**RINCIAN TUGAS:**
Susunlah baris-baris materi menjadi daftar JSON berisi string, satu string untuk setiap baris, tanpa baris kosong. Mulailah dari baris pertama materi dan berhentilah setelah baris yang memuat "button[interactable]: x — [95, 178, 143, 226]".

**MATERI ACUAN:**
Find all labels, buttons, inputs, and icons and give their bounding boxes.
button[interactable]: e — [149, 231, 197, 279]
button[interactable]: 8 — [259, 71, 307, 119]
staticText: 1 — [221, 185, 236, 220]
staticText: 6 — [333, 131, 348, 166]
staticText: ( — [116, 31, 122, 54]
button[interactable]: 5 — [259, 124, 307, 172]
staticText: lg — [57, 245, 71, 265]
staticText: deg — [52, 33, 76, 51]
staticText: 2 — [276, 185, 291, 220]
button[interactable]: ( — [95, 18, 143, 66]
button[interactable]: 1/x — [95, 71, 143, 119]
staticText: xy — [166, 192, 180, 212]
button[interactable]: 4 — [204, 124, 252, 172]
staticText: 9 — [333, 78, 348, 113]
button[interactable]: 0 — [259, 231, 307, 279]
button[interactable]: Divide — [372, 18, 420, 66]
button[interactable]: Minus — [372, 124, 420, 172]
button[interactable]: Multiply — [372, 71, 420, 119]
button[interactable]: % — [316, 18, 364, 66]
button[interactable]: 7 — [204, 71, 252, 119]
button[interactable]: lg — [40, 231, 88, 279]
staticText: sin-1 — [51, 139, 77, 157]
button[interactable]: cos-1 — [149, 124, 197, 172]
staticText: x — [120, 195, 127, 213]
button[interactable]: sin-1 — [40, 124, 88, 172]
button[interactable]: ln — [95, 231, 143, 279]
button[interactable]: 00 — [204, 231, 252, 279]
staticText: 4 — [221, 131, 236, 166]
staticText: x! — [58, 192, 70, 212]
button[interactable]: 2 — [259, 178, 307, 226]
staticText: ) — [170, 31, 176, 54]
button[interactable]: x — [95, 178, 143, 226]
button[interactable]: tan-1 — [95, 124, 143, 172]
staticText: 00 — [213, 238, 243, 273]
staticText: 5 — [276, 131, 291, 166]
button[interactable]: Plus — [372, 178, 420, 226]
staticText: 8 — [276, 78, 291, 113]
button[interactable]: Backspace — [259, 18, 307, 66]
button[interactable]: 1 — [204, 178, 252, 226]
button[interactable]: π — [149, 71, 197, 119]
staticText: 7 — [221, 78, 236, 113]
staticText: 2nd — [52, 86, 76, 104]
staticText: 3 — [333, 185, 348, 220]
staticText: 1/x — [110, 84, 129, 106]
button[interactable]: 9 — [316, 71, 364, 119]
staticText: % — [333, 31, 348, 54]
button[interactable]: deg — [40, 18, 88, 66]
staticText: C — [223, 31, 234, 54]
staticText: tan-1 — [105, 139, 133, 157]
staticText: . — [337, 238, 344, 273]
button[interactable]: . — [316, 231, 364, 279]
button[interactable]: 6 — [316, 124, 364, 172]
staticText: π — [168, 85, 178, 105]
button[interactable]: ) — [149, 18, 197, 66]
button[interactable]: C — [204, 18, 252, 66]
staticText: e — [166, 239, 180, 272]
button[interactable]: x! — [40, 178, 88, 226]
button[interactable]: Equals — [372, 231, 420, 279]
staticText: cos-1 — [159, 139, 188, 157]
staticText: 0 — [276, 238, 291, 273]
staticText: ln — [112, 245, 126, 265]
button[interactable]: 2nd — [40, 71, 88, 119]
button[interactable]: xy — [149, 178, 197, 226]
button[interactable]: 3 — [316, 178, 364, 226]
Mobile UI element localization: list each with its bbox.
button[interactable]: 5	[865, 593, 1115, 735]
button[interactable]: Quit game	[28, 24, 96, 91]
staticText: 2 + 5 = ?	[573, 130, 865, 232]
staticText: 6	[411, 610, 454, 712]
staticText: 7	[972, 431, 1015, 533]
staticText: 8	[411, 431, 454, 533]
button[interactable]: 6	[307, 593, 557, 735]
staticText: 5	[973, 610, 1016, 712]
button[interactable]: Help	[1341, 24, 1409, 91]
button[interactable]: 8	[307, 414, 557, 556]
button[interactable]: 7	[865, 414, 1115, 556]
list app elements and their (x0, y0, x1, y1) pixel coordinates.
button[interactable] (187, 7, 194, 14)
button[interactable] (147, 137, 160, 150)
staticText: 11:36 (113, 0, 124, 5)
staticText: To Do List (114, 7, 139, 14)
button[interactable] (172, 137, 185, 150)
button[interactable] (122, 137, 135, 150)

**JAWABAN TERTULIS:**
[
  "Find all labels, buttons, inputs, and icons and give their bounding boxes.",
  "button[interactable]: e — [149, 231, 197, 279]",
  "button[interactable]: 8 — [259, 71, 307, 119]",
  "staticText: 1 — [221, 185, 236, 220]",
  "staticText: 6 — [333, 131, 348, 166]",
  "staticText: ( — [116, 31, 122, 54]",
  "button[interactable]: 5 — [259, 124, 307, 172]",
  "staticText: lg — [57, 245, 71, 265]",
  "staticText: deg — [52, 33, 76, 51]",
  "staticText: 2 — [276, 185, 291, 220]",
  "button[interactable]: ( — [95, 18, 143, 66]",
  "button[interactable]: 1/x — [95, 71, 143, 119]",
  "staticText: xy — [166, 192, 180, 212]",
  "button[interactable]: 4 — [204, 124, 252, 172]",
  "staticText: 9 — [333, 78, 348, 113]",
  "button[interactable]: 0 — [259, 231, 307, 279]",
  "button[interactable]: Divide — [372, 18, 420, 66]",
  "button[interactable]: Minus — [372, 124, 420, 172]",
  "button[interactable]: Multiply — [372, 71, 420, 119]",
  "button[interactable]: % — [316, 18, 364, 66]",
  "button[interactable]: 7 — [204, 71, 252, 119]",
  "button[interactable]: lg — [40, 231, 88, 279]",
  "staticText: sin-1 — [51, 139, 77, 157]",
  "button[interactable]: cos-1 — [149, 124, 197, 172]",
  "staticText: x — [120, 195, 127, 213]",
  "button[interactable]: sin-1 — [40, 124, 88, 172]",
  "button[interactable]: ln — [95, 231, 143, 279]",
  "button[interactable]: 00 — [204, 231, 252, 279]",
  "staticText: 4 — [221, 131, 236, 166]",
  "staticText: x! — [58, 192, 70, 212]",
  "button[interactable]: 2 — [259, 178, 307, 226]",
  "staticText: ) — [170, 31, 176, 54]",
  "button[interactable]: x — [95, 178, 143, 226]"
]